WHAT TO DO: Copy out the data below as written; omit any images.

----- DATA ROWS -----

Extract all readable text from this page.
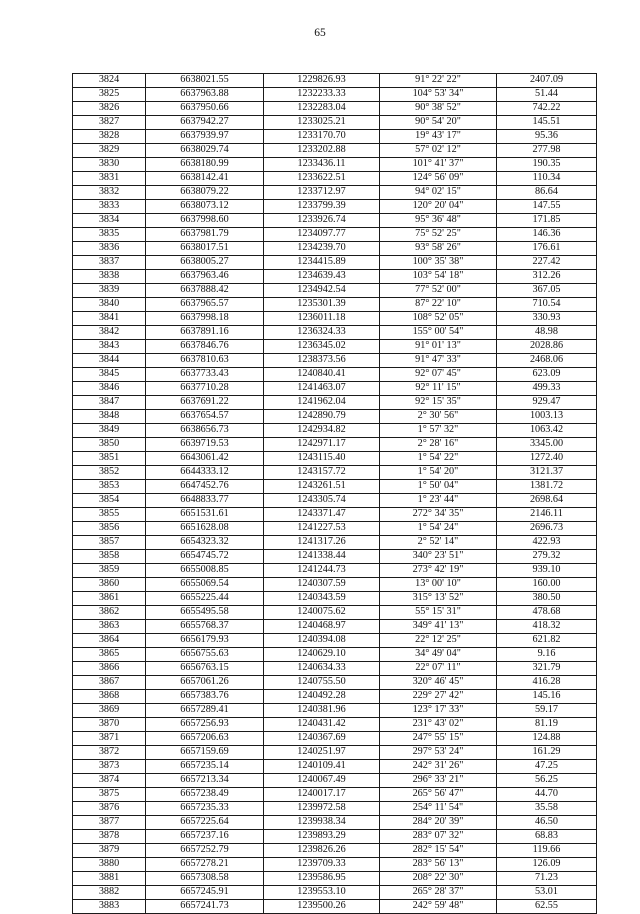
65
3824	6638021.55	1229826.93	91° 22' 22"	2407.09
3825	6637963.88	1232233.33	104° 53' 34"	51.44
3826	6637950.66	1232283.04	90° 38' 52"	742.22
3827	6637942.27	1233025.21	90° 54' 20"	145.51
3828	6637939.97	1233170.70	19° 43' 17"	95.36
3829	6638029.74	1233202.88	57° 02' 12"	277.98
3830	6638180.99	1233436.11	101° 41' 37"	190.35
3831	6638142.41	1233622.51	124° 56' 09"	110.34
3832	6638079.22	1233712.97	94° 02' 15"	86.64
3833	6638073.12	1233799.39	120° 20' 04"	147.55
3834	6637998.60	1233926.74	95° 36' 48"	171.85
3835	6637981.79	1234097.77	75° 52' 25"	146.36
3836	6638017.51	1234239.70	93° 58' 26"	176.61
3837	6638005.27	1234415.89	100° 35' 38"	227.42
3838	6637963.46	1234639.43	103° 54' 18"	312.26
3839	6637888.42	1234942.54	77° 52' 00"	367.05
3840	6637965.57	1235301.39	87° 22' 10"	710.54
3841	6637998.18	1236011.18	108° 52' 05"	330.93
3842	6637891.16	1236324.33	155° 00' 54"	48.98
3843	6637846.76	1236345.02	91° 01' 13"	2028.86
3844	6637810.63	1238373.56	91° 47' 33"	2468.06
3845	6637733.43	1240840.41	92° 07' 45"	623.09
3846	6637710.28	1241463.07	92° 11' 15"	499.33
3847	6637691.22	1241962.04	92° 15' 35"	929.47
3848	6637654.57	1242890.79	2° 30' 56"	1003.13
3849	6638656.73	1242934.82	1° 57' 32"	1063.42
3850	6639719.53	1242971.17	2° 28' 16"	3345.00
3851	6643061.42	1243115.40	1° 54' 22"	1272.40
3852	6644333.12	1243157.72	1° 54' 20"	3121.37
3853	6647452.76	1243261.51	1° 50' 04"	1381.72
3854	6648833.77	1243305.74	1° 23' 44"	2698.64
3855	6651531.61	1243371.47	272° 34' 35"	2146.11
3856	6651628.08	1241227.53	1° 54' 24"	2696.73
3857	6654323.32	1241317.26	2° 52' 14"	422.93
3858	6654745.72	1241338.44	340° 23' 51"	279.32
3859	6655008.85	1241244.73	273° 42' 19"	939.10
3860	6655069.54	1240307.59	13° 00' 10"	160.00
3861	6655225.44	1240343.59	315° 13' 52"	380.50
3862	6655495.58	1240075.62	55° 15' 31"	478.68
3863	6655768.37	1240468.97	349° 41' 13"	418.32
3864	6656179.93	1240394.08	22° 12' 25"	621.82
3865	6656755.63	1240629.10	34° 49' 04"	9.16
3866	6656763.15	1240634.33	22° 07' 11"	321.79
3867	6657061.26	1240755.50	320° 46' 45"	416.28
3868	6657383.76	1240492.28	229° 27' 42"	145.16
3869	6657289.41	1240381.96	123° 17' 33"	59.17
3870	6657256.93	1240431.42	231° 43' 02"	81.19
3871	6657206.63	1240367.69	247° 55' 15"	124.88
3872	6657159.69	1240251.97	297° 53' 24"	161.29
3873	6657235.14	1240109.41	242° 31' 26"	47.25
3874	6657213.34	1240067.49	296° 33' 21"	56.25
3875	6657238.49	1240017.17	265° 56' 47"	44.70
3876	6657235.33	1239972.58	254° 11' 54"	35.58
3877	6657225.64	1239938.34	284° 20' 39"	46.50
3878	6657237.16	1239893.29	283° 07' 32"	68.83
3879	6657252.79	1239826.26	282° 15' 54"	119.66
3880	6657278.21	1239709.33	283° 56' 13"	126.09
3881	6657308.58	1239586.95	208° 22' 30"	71.23
3882	6657245.91	1239553.10	265° 28' 37"	53.01
3883	6657241.73	1239500.26	242° 59' 48"	62.55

-----

COMPLETED TASK:
Extract all readable text from this page.
65
3824	6638021.55	1229826.93	91° 22' 22"	2407.09
3825	6637963.88	1232233.33	104° 53' 34"	51.44
3826	6637950.66	1232283.04	90° 38' 52"	742.22
3827	6637942.27	1233025.21	90° 54' 20"	145.51
3828	6637939.97	1233170.70	19° 43' 17"	95.36
3829	6638029.74	1233202.88	57° 02' 12"	277.98
3830	6638180.99	1233436.11	101° 41' 37"	190.35
3831	6638142.41	1233622.51	124° 56' 09"	110.34
3832	6638079.22	1233712.97	94° 02' 15"	86.64
3833	6638073.12	1233799.39	120° 20' 04"	147.55
3834	6637998.60	1233926.74	95° 36' 48"	171.85
3835	6637981.79	1234097.77	75° 52' 25"	146.36
3836	6638017.51	1234239.70	93° 58' 26"	176.61
3837	6638005.27	1234415.89	100° 35' 38"	227.42
3838	6637963.46	1234639.43	103° 54' 18"	312.26
3839	6637888.42	1234942.54	77° 52' 00"	367.05
3840	6637965.57	1235301.39	87° 22' 10"	710.54
3841	6637998.18	1236011.18	108° 52' 05"	330.93
3842	6637891.16	1236324.33	155° 00' 54"	48.98
3843	6637846.76	1236345.02	91° 01' 13"	2028.86
3844	6637810.63	1238373.56	91° 47' 33"	2468.06
3845	6637733.43	1240840.41	92° 07' 45"	623.09
3846	6637710.28	1241463.07	92° 11' 15"	499.33
3847	6637691.22	1241962.04	92° 15' 35"	929.47
3848	6637654.57	1242890.79	2° 30' 56"	1003.13
3849	6638656.73	1242934.82	1° 57' 32"	1063.42
3850	6639719.53	1242971.17	2° 28' 16"	3345.00
3851	6643061.42	1243115.40	1° 54' 22"	1272.40
3852	6644333.12	1243157.72	1° 54' 20"	3121.37
3853	6647452.76	1243261.51	1° 50' 04"	1381.72
3854	6648833.77	1243305.74	1° 23' 44"	2698.64
3855	6651531.61	1243371.47	272° 34' 35"	2146.11
3856	6651628.08	1241227.53	1° 54' 24"	2696.73
3857	6654323.32	1241317.26	2° 52' 14"	422.93
3858	6654745.72	1241338.44	340° 23' 51"	279.32
3859	6655008.85	1241244.73	273° 42' 19"	939.10
3860	6655069.54	1240307.59	13° 00' 10"	160.00
3861	6655225.44	1240343.59	315° 13' 52"	380.50
3862	6655495.58	1240075.62	55° 15' 31"	478.68
3863	6655768.37	1240468.97	349° 41' 13"	418.32
3864	6656179.93	1240394.08	22° 12' 25"	621.82
3865	6656755.63	1240629.10	34° 49' 04"	9.16
3866	6656763.15	1240634.33	22° 07' 11"	321.79
3867	6657061.26	1240755.50	320° 46' 45"	416.28
3868	6657383.76	1240492.28	229° 27' 42"	145.16
3869	6657289.41	1240381.96	123° 17' 33"	59.17
3870	6657256.93	1240431.42	231° 43' 02"	81.19
3871	6657206.63	1240367.69	247° 55' 15"	124.88
3872	6657159.69	1240251.97	297° 53' 24"	161.29
3873	6657235.14	1240109.41	242° 31' 26"	47.25
3874	6657213.34	1240067.49	296° 33' 21"	56.25
3875	6657238.49	1240017.17	265° 56' 47"	44.70
3876	6657235.33	1239972.58	254° 11' 54"	35.58
3877	6657225.64	1239938.34	284° 20' 39"	46.50
3878	6657237.16	1239893.29	283° 07' 32"	68.83
3879	6657252.79	1239826.26	282° 15' 54"	119.66
3880	6657278.21	1239709.33	283° 56' 13"	126.09
3881	6657308.58	1239586.95	208° 22' 30"	71.23
3882	6657245.91	1239553.10	265° 28' 37"	53.01
3883	6657241.73	1239500.26	242° 59' 48"	62.55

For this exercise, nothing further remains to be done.